Records:
■ ■ ■ ■ ■ ■ ■
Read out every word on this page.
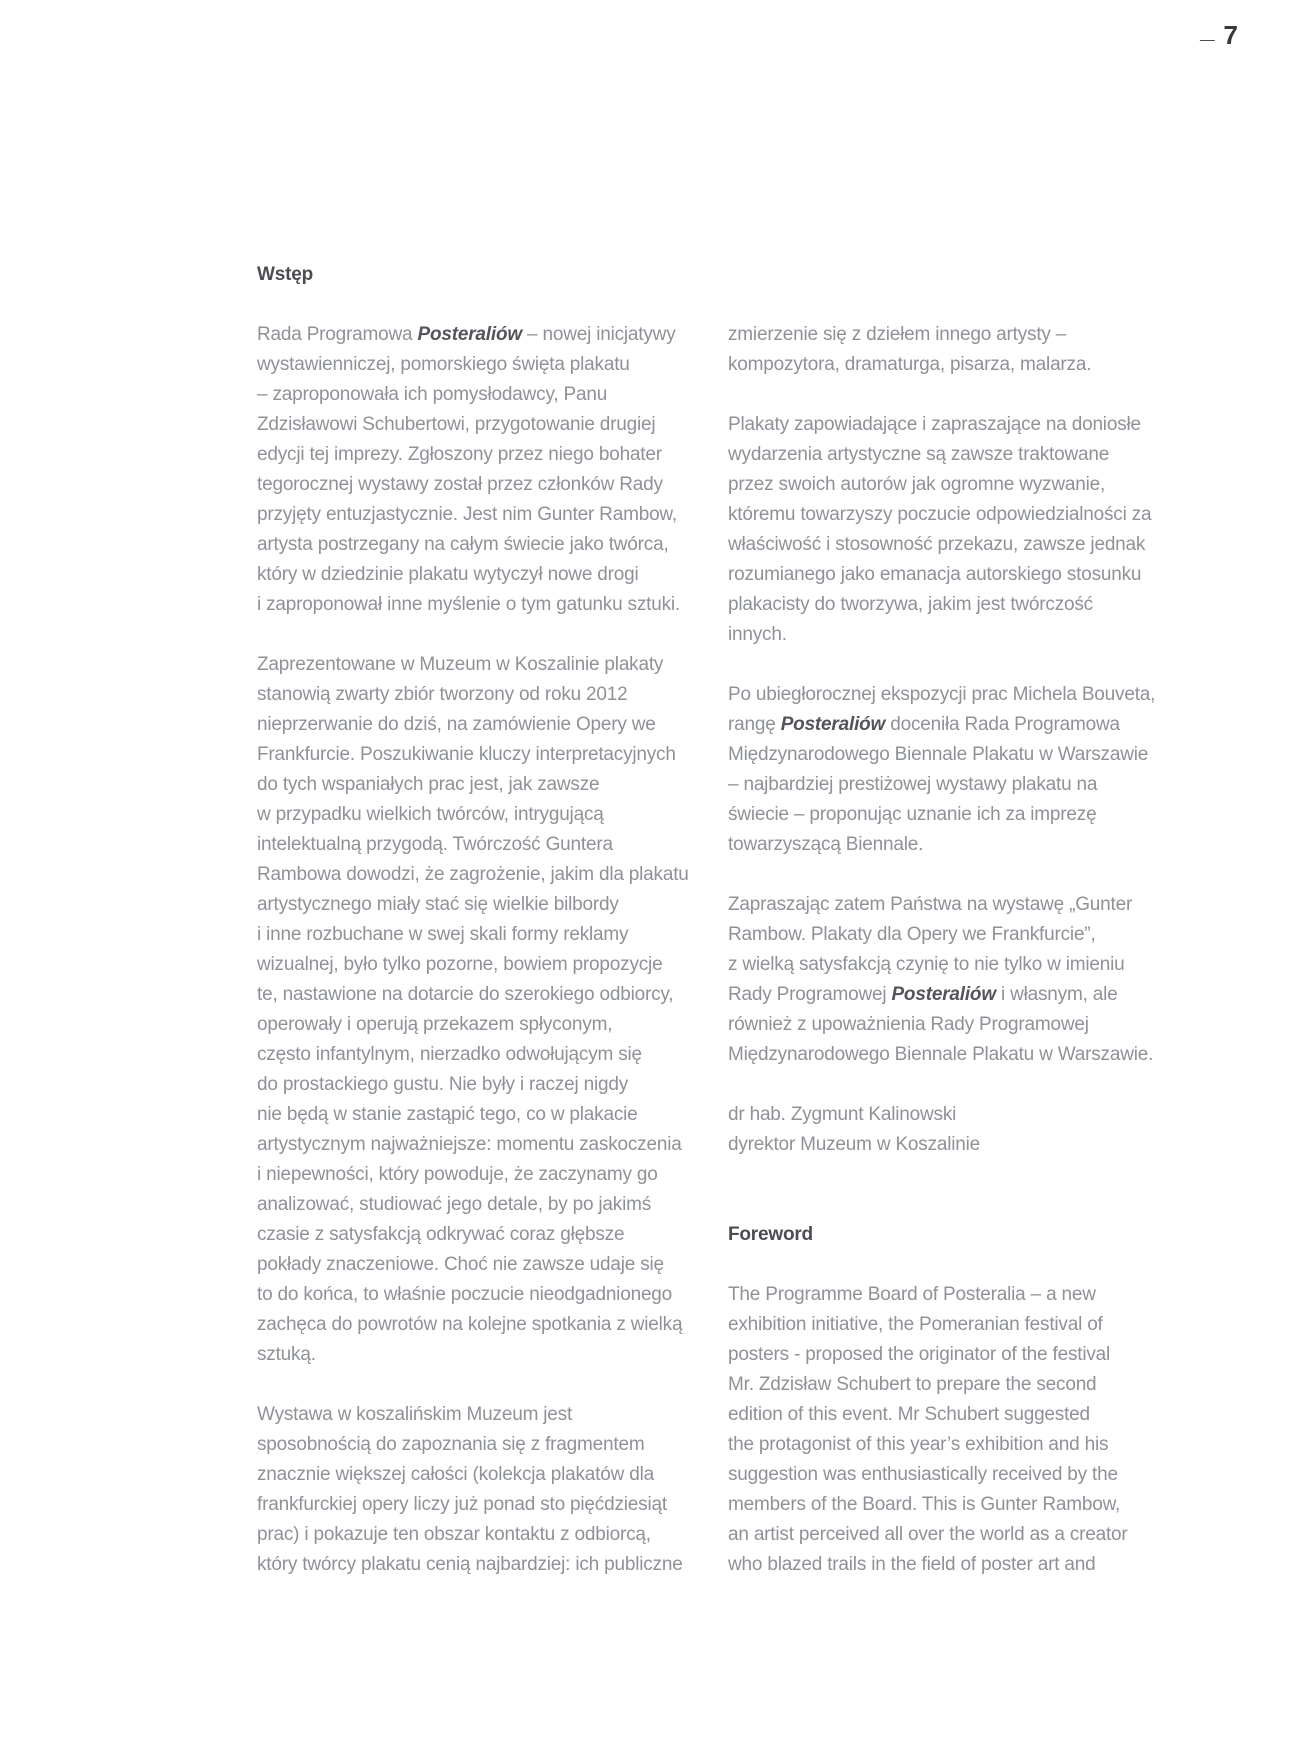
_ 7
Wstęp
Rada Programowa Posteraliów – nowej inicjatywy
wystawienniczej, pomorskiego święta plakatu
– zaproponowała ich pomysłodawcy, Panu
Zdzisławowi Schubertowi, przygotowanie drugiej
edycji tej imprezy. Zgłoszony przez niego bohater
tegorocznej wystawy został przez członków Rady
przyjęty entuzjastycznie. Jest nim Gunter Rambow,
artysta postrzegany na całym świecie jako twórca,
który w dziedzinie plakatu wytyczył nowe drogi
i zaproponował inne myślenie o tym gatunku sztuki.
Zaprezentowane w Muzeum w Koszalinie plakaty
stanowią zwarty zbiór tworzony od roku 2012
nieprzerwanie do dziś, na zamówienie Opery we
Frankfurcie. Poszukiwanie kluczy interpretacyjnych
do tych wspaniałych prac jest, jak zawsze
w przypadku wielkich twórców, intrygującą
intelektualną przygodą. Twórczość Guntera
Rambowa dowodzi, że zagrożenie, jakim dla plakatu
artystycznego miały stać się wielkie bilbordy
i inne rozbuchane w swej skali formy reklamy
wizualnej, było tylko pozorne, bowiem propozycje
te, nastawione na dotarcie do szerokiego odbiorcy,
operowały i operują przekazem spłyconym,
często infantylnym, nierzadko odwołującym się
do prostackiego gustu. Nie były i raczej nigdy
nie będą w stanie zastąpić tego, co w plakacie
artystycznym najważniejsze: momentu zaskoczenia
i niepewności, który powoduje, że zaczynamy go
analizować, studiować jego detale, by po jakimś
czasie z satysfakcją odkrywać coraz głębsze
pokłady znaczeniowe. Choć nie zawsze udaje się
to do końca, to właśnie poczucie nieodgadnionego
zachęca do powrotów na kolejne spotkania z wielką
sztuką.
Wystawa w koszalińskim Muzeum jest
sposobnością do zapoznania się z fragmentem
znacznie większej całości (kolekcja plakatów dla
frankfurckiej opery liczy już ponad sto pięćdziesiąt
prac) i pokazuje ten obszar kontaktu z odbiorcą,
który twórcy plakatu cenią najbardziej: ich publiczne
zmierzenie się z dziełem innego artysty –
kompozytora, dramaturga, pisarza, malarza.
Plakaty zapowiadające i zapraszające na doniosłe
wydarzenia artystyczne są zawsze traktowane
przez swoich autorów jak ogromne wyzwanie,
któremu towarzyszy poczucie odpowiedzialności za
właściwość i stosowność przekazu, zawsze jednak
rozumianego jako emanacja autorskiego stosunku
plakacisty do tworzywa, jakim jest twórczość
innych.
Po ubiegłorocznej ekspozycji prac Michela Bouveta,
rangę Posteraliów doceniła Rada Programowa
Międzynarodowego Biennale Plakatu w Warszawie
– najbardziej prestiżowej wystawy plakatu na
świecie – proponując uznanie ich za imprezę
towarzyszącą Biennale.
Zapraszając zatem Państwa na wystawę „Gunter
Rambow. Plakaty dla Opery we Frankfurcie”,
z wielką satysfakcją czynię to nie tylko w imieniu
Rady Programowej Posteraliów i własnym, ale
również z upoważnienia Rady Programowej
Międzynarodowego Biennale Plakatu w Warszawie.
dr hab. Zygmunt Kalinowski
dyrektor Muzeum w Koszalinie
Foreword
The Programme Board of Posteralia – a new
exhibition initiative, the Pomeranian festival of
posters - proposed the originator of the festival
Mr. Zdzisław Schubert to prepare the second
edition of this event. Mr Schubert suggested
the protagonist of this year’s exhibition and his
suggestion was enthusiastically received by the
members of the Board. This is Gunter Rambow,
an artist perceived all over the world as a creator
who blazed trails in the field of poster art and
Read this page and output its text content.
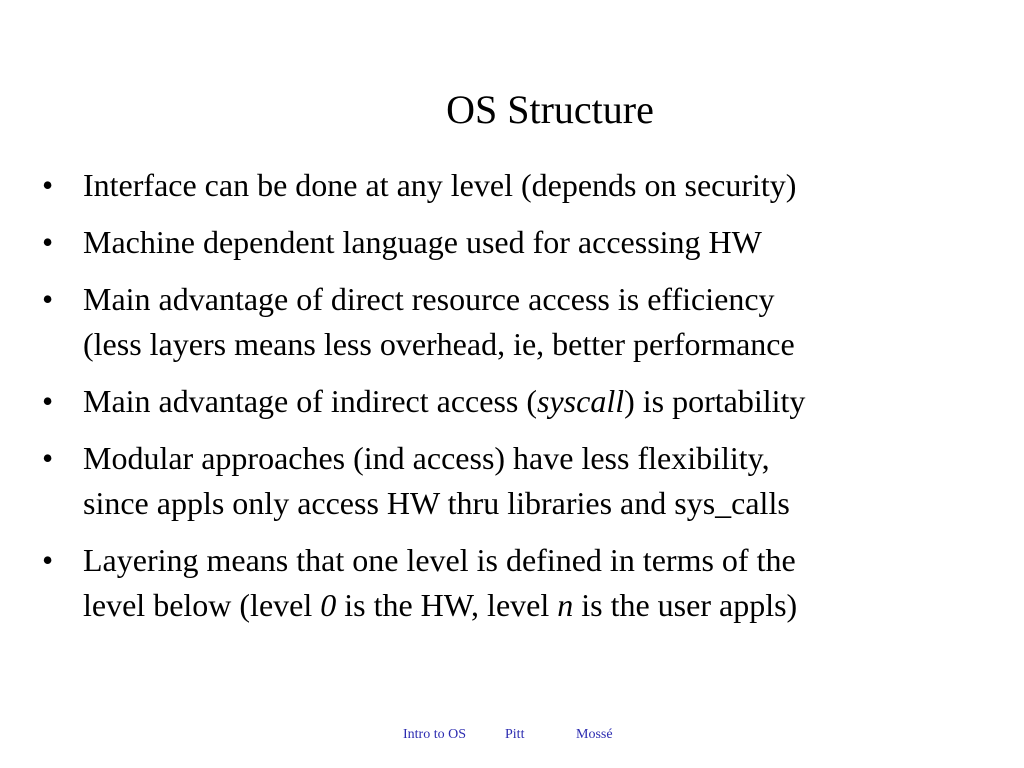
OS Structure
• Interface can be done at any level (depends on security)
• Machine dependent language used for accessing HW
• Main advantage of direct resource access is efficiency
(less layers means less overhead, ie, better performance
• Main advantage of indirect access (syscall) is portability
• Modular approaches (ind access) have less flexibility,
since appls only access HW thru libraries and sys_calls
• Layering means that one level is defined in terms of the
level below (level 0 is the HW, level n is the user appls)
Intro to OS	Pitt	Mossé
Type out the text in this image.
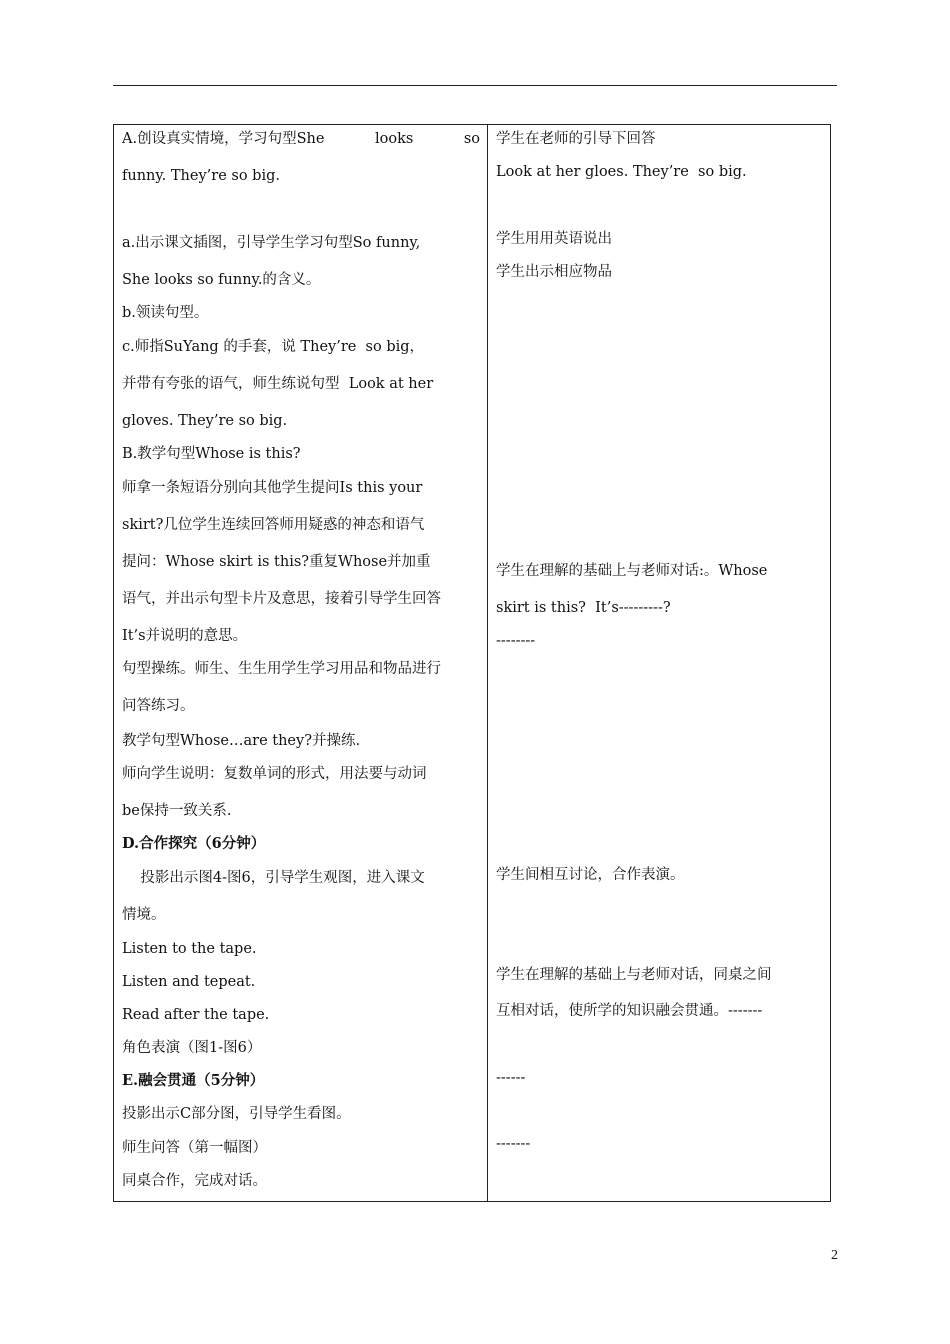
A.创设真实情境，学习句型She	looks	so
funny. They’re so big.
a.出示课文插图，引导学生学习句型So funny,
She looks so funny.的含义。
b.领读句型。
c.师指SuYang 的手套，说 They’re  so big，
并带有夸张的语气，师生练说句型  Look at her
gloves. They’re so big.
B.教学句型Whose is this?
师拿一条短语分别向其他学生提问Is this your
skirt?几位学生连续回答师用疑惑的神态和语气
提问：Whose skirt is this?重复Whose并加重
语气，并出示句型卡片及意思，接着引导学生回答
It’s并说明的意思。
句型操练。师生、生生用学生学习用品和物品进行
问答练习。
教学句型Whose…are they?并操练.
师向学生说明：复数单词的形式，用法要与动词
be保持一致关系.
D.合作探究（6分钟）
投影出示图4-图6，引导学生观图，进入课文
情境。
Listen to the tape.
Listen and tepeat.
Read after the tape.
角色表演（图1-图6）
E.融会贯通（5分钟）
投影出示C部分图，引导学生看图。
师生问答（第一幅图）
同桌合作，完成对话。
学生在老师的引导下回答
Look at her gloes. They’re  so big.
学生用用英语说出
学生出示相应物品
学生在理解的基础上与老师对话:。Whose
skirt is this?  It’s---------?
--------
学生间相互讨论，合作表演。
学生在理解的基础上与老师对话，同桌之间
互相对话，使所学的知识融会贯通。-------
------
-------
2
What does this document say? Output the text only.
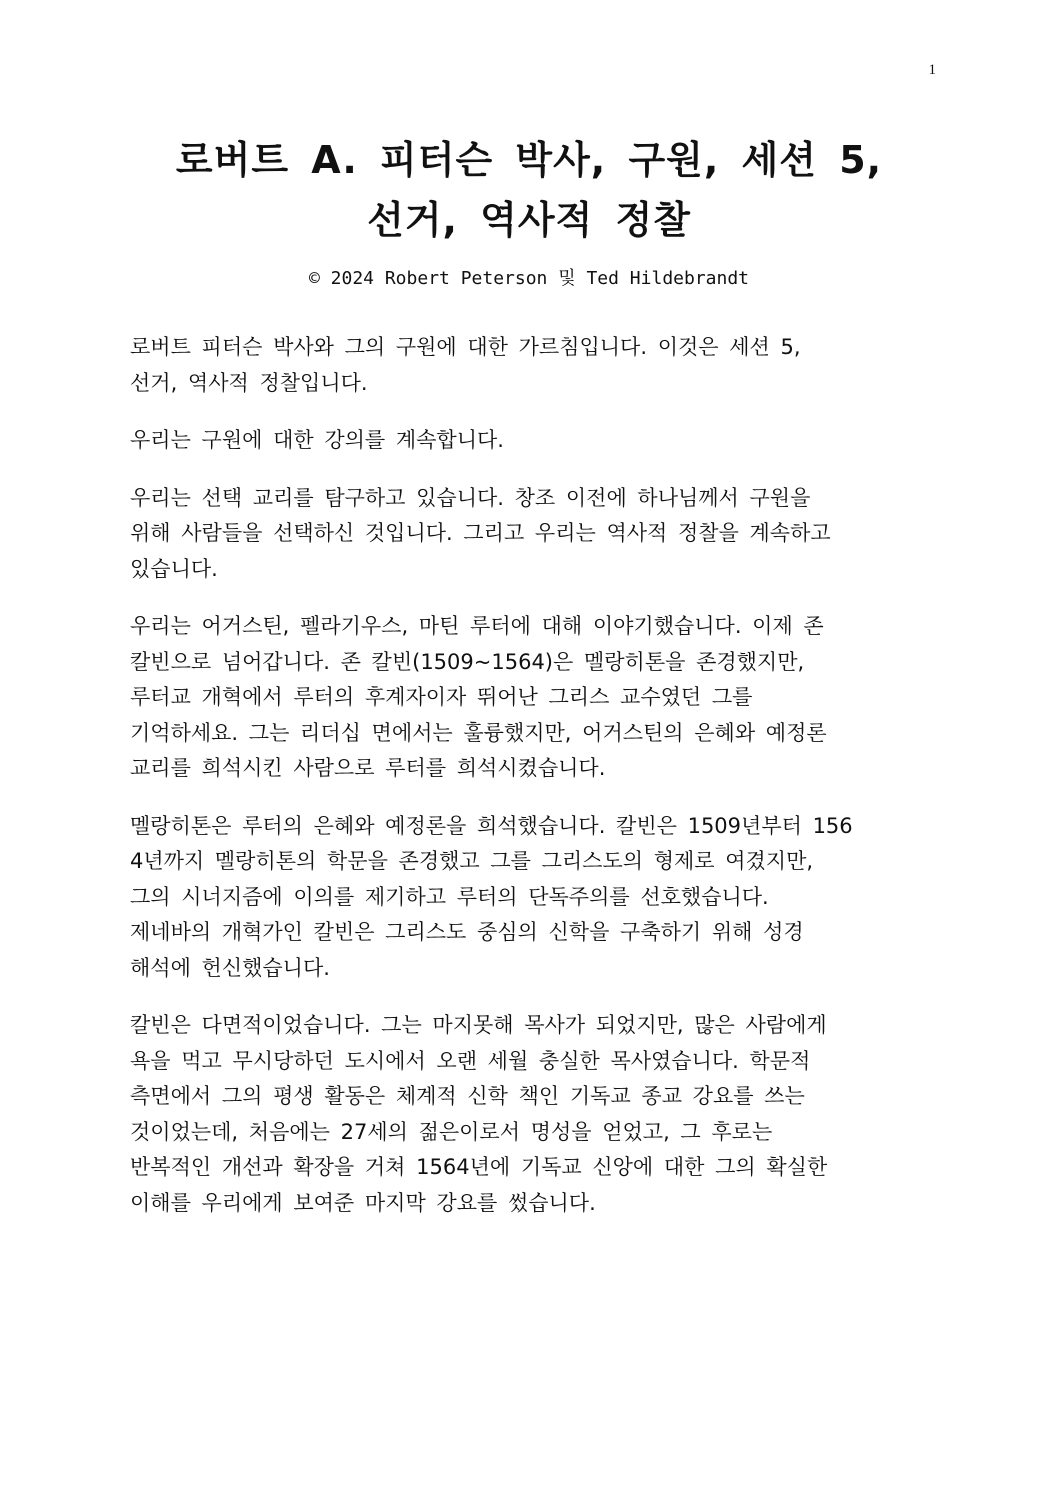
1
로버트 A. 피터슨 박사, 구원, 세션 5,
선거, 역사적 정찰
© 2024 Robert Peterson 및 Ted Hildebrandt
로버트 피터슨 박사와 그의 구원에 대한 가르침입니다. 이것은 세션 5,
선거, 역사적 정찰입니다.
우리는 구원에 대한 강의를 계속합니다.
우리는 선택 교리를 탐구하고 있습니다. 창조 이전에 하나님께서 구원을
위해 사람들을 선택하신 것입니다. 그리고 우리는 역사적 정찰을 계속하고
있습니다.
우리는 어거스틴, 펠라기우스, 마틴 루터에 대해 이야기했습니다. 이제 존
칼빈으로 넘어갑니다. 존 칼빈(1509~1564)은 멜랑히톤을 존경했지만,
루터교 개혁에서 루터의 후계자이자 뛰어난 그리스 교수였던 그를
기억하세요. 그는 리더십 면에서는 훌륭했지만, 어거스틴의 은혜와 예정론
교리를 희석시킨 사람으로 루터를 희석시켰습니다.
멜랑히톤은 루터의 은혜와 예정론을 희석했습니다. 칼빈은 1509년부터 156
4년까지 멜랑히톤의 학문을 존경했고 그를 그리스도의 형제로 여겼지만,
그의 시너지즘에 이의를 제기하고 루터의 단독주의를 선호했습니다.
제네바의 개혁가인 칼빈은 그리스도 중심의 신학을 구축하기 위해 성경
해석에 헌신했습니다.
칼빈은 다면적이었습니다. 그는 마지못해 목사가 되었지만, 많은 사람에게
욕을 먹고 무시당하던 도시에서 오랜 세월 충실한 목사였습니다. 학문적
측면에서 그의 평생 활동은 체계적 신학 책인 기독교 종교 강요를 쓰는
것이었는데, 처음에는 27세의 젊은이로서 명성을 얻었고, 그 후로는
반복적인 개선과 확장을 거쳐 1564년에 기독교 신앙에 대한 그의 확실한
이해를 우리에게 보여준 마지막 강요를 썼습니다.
■ ■ ■ ■ ■ ■ ■
= What this task involves =
Can you quote exactly, and only, the lines from the one containing "What does this" through the last line of the records above, keeping both ends and leaving out any pictures?

= Response to the exercise =
What does this document say? Output the text only.
1
로버트 A. 피터슨 박사, 구원, 세션 5,
선거, 역사적 정찰
© 2024 Robert Peterson 및 Ted Hildebrandt
로버트 피터슨 박사와 그의 구원에 대한 가르침입니다. 이것은 세션 5,
선거, 역사적 정찰입니다.
우리는 구원에 대한 강의를 계속합니다.
우리는 선택 교리를 탐구하고 있습니다. 창조 이전에 하나님께서 구원을
위해 사람들을 선택하신 것입니다. 그리고 우리는 역사적 정찰을 계속하고
있습니다.
우리는 어거스틴, 펠라기우스, 마틴 루터에 대해 이야기했습니다. 이제 존
칼빈으로 넘어갑니다. 존 칼빈(1509~1564)은 멜랑히톤을 존경했지만,
루터교 개혁에서 루터의 후계자이자 뛰어난 그리스 교수였던 그를
기억하세요. 그는 리더십 면에서는 훌륭했지만, 어거스틴의 은혜와 예정론
교리를 희석시킨 사람으로 루터를 희석시켰습니다.
멜랑히톤은 루터의 은혜와 예정론을 희석했습니다. 칼빈은 1509년부터 156
4년까지 멜랑히톤의 학문을 존경했고 그를 그리스도의 형제로 여겼지만,
그의 시너지즘에 이의를 제기하고 루터의 단독주의를 선호했습니다.
제네바의 개혁가인 칼빈은 그리스도 중심의 신학을 구축하기 위해 성경
해석에 헌신했습니다.
칼빈은 다면적이었습니다. 그는 마지못해 목사가 되었지만, 많은 사람에게
욕을 먹고 무시당하던 도시에서 오랜 세월 충실한 목사였습니다. 학문적
측면에서 그의 평생 활동은 체계적 신학 책인 기독교 종교 강요를 쓰는
것이었는데, 처음에는 27세의 젊은이로서 명성을 얻었고, 그 후로는
반복적인 개선과 확장을 거쳐 1564년에 기독교 신앙에 대한 그의 확실한
이해를 우리에게 보여준 마지막 강요를 썼습니다.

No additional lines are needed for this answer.